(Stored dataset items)
· · · · ·

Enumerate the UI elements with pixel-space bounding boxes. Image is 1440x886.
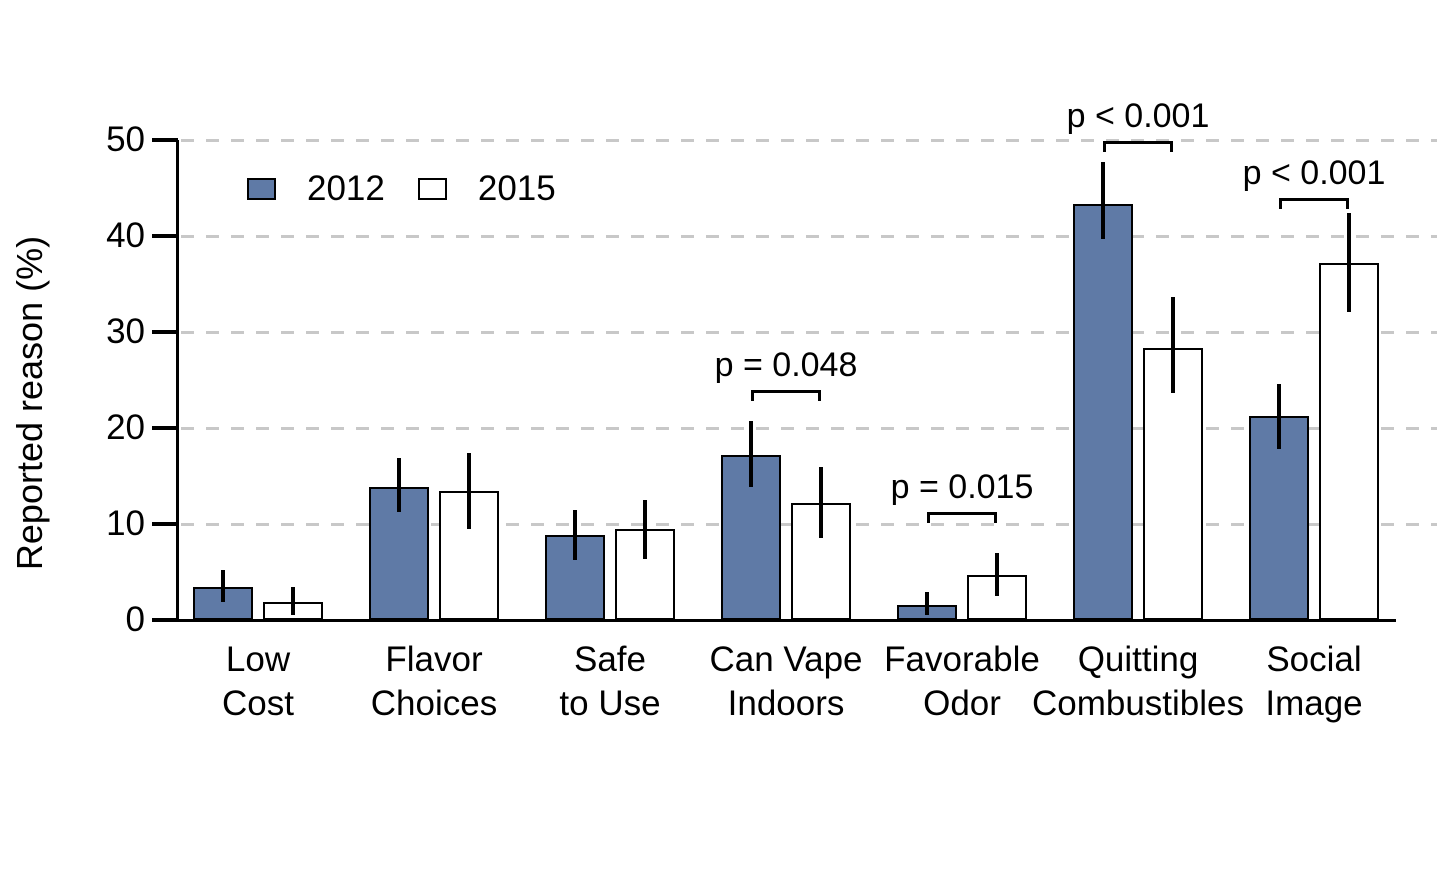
p-bracket-tick-left-0: [751, 389, 754, 401]
y-tick-30: [152, 330, 178, 334]
p-bracket-tick-right-3: [1346, 197, 1349, 209]
legend-label-2012: 2012: [307, 169, 385, 208]
p-bracket-tick-right-2: [1170, 140, 1173, 152]
legend-label-2015: 2015: [477, 169, 556, 208]
error-bar-2012-flavor-choices: [397, 457, 401, 512]
x-label-social-image: Social Image: [1265, 640, 1363, 723]
error-bar-2015-can-vape-indoors: [819, 467, 823, 539]
y-tick-label-50: 50: [106, 120, 145, 159]
x-label-flavor-choices: Flavor Choices: [370, 640, 498, 723]
p-bracket-tick-right-0: [818, 389, 821, 401]
p-value-label-0: p = 0.048: [714, 345, 858, 384]
bar-2015-social-image: [1319, 262, 1379, 620]
error-bar-2015-safe-to-use: [643, 500, 647, 559]
error-bar-2015-social-image: [1347, 212, 1351, 312]
error-bar-2015-quitting-combustibles: [1171, 297, 1175, 394]
legend-swatch-2012: [247, 177, 276, 200]
y-tick-10: [152, 522, 178, 526]
p-value-label-3: p < 0.001: [1242, 153, 1386, 192]
bar-2015-safe-to-use: [615, 528, 675, 620]
bar-2015-quitting-combustibles: [1143, 348, 1203, 620]
error-bar-2012-safe-to-use: [573, 509, 577, 560]
x-label-safe-to-use: Safe to Use: [559, 640, 661, 723]
gridline-30: [181, 330, 1437, 334]
p-bracket-line-2: [1103, 140, 1173, 144]
y-tick-label-0: 0: [125, 600, 145, 639]
x-label-can-vape-indoors: Can Vape Indoors: [709, 640, 863, 723]
legend: 2012 2015: [247, 171, 556, 206]
y-tick-label-30: 30: [106, 312, 145, 351]
p-bracket-tick-right-1: [994, 512, 997, 524]
x-label-quitting-combustibles: Quitting Combustibles: [1031, 640, 1245, 723]
legend-item-2015: 2015: [417, 169, 556, 208]
error-bar-2015-flavor-choices: [467, 452, 471, 529]
p-bracket-tick-left-1: [927, 512, 930, 524]
y-axis-line: [176, 140, 179, 622]
error-bar-2012-low-cost: [221, 570, 225, 602]
p-bracket-line-0: [751, 389, 821, 393]
error-bar-2015-low-cost: [291, 587, 295, 616]
error-bar-2012-favorable-odor: [925, 592, 929, 616]
p-bracket-tick-left-2: [1103, 140, 1106, 152]
bar-2012-can-vape-indoors: [721, 454, 781, 620]
p-bracket-tick-left-3: [1279, 197, 1282, 209]
error-bar-2015-favorable-odor: [995, 552, 999, 596]
legend-item-2012: 2012: [247, 171, 385, 206]
x-label-low-cost: Low Cost: [222, 640, 294, 723]
p-bracket-line-3: [1279, 197, 1349, 201]
error-bar-2012-quitting-combustibles: [1101, 162, 1105, 239]
y-tick-label-20: 20: [106, 408, 145, 447]
legend-swatch-2015: [417, 177, 447, 200]
y-tick-label-40: 40: [106, 216, 145, 255]
error-bar-2012-can-vape-indoors: [749, 421, 753, 487]
gridline-40: [181, 234, 1437, 238]
bar-2012-quitting-combustibles: [1073, 204, 1133, 620]
y-tick-50: [152, 138, 178, 142]
y-tick-label-10: 10: [106, 504, 145, 543]
x-axis-line: [152, 618, 1396, 622]
bar-2015-can-vape-indoors: [791, 502, 851, 620]
p-value-label-2: p < 0.001: [1066, 96, 1210, 135]
x-label-favorable-odor: Favorable Odor: [884, 640, 1040, 723]
error-bar-2012-social-image: [1277, 383, 1281, 450]
p-bracket-line-1: [927, 512, 997, 516]
gridline-50: [181, 138, 1437, 142]
p-value-label-1: p = 0.015: [890, 468, 1034, 507]
gridline-20: [181, 426, 1437, 430]
y-tick-40: [152, 234, 178, 238]
y-tick-20: [152, 426, 178, 430]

· · · · ·

_Set exercise_: Turn these rows into a Markdown table with the columns Row and Line, giving each non-blank line its own row number. Leave the pictures out of your answer.

_The completed task_:
| Row | Line |
|---|---|
| 1 | Enumerate the UI elements with pixel-space bounding boxes. Image is 1440x886. |
| 2 | p-bracket-tick-left-0: [751, 389, 754, 401] |
| 3 | y-tick-30: [152, 330, 178, 334] |
| 4 | p-bracket-tick-right-3: [1346, 197, 1349, 209] |
| 5 | legend-label-2012: 2012: [307, 169, 385, 208] |
| 6 | p-bracket-tick-right-2: [1170, 140, 1173, 152] |
| 7 | legend-label-2015: 2015: [477, 169, 556, 208] |
| 8 | error-bar-2012-flavor-choices: [397, 457, 401, 512] |
| 9 | x-label-social-image: Social Image: [1265, 640, 1363, 723] |
| 10 | error-bar-2015-can-vape-indoors: [819, 467, 823, 539] |
| 11 | y-tick-label-50: 50: [106, 120, 145, 159] |
| 12 | x-label-flavor-choices: Flavor Choices: [370, 640, 498, 723] |
| 13 | p-bracket-tick-right-0: [818, 389, 821, 401] |
| 14 | p-value-label-0: p = 0.048: [714, 345, 858, 384] |
| 15 | bar-2015-social-image: [1319, 262, 1379, 620] |
| 16 | error-bar-2015-safe-to-use: [643, 500, 647, 559] |
| 17 | error-bar-2015-social-image: [1347, 212, 1351, 312] |
| 18 | error-bar-2015-quitting-combustibles: [1171, 297, 1175, 394] |
| 19 | legend-swatch-2012: [247, 177, 276, 200] |
| 20 | y-tick-10: [152, 522, 178, 526] |
| 21 | p-value-label-3: p < 0.001: [1242, 153, 1386, 192] |
| 22 | bar-2015-safe-to-use: [615, 528, 675, 620] |
| 23 | bar-2015-quitting-combustibles: [1143, 348, 1203, 620] |
| 24 | error-bar-2012-safe-to-use: [573, 509, 577, 560] |
| 25 | x-label-safe-to-use: Safe to Use: [559, 640, 661, 723] |
| 26 | gridline-30: [181, 330, 1437, 334] |
| 27 | p-bracket-line-2: [1103, 140, 1173, 144] |
| 28 | y-tick-label-0: 0: [125, 600, 145, 639] |
| 29 | x-label-can-vape-indoors: Can Vape Indoors: [709, 640, 863, 723] |
| 30 | legend: 2012 2015: [247, 171, 556, 206] |
| 31 | y-tick-label-30: 30: [106, 312, 145, 351] |
| 32 | p-bracket-tick-right-1: [994, 512, 997, 524] |
| 33 | x-label-quitting-combustibles: Quitting Combustibles: [1031, 640, 1245, 723] |
| 34 | legend-item-2015: 2015: [417, 169, 556, 208] |
| 35 | error-bar-2015-flavor-choices: [467, 452, 471, 529] |
| 36 | p-bracket-tick-left-1: [927, 512, 930, 524] |
| 37 | y-axis-line: [176, 140, 179, 622] |
| 38 | error-bar-2012-low-cost: [221, 570, 225, 602] |
| 39 | p-bracket-line-0: [751, 389, 821, 393] |
| 40 | error-bar-2015-low-cost: [291, 587, 295, 616] |
| 41 | error-bar-2012-favorable-odor: [925, 592, 929, 616] |
| 42 | p-bracket-tick-left-2: [1103, 140, 1106, 152] |
| 43 | bar-2012-can-vape-indoors: [721, 454, 781, 620] |
| 44 | p-bracket-tick-left-3: [1279, 197, 1282, 209] |
| 45 | error-bar-2015-favorable-odor: [995, 552, 999, 596] |
| 46 | legend-item-2012: 2012: [247, 171, 385, 206] |
| 47 | x-label-low-cost: Low Cost: [222, 640, 294, 723] |
| 48 | p-bracket-line-3: [1279, 197, 1349, 201] |
| 49 | error-bar-2012-quitting-combustibles: [1101, 162, 1105, 239] |
| 50 | y-tick-label-20: 20: [106, 408, 145, 447] |
| 51 | legend-swatch-2015: [417, 177, 447, 200] |
| 52 | y-tick-label-40: 40: [106, 216, 145, 255] |
| 53 | error-bar-2012-can-vape-indoors: [749, 421, 753, 487] |
| 54 | gridline-40: [181, 234, 1437, 238] |
| 55 | bar-2012-quitting-combustibles: [1073, 204, 1133, 620] |
| 56 | y-tick-50: [152, 138, 178, 142] |
| 57 | y-tick-label-10: 10: [106, 504, 145, 543] |
| 58 | x-axis-line: [152, 618, 1396, 622] |
| 59 | bar-2015-can-vape-indoors: [791, 502, 851, 620] |
| 60 | p-value-label-2: p < 0.001: [1066, 96, 1210, 135] |
| 61 | x-label-favorable-odor: Favorable Odor: [884, 640, 1040, 723] |
| 62 | error-bar-2012-social-image: [1277, 383, 1281, 450] |
| 63 | p-bracket-line-1: [927, 512, 997, 516] |
| 64 | gridline-50: [181, 138, 1437, 142] |
| 65 | p-value-label-1: p = 0.015: [890, 468, 1034, 507] |
| 66 | gridline-20: [181, 426, 1437, 430] |
| 67 | y-tick-40: [152, 234, 178, 238] |
| 68 | y-tick-20: [152, 426, 178, 430] |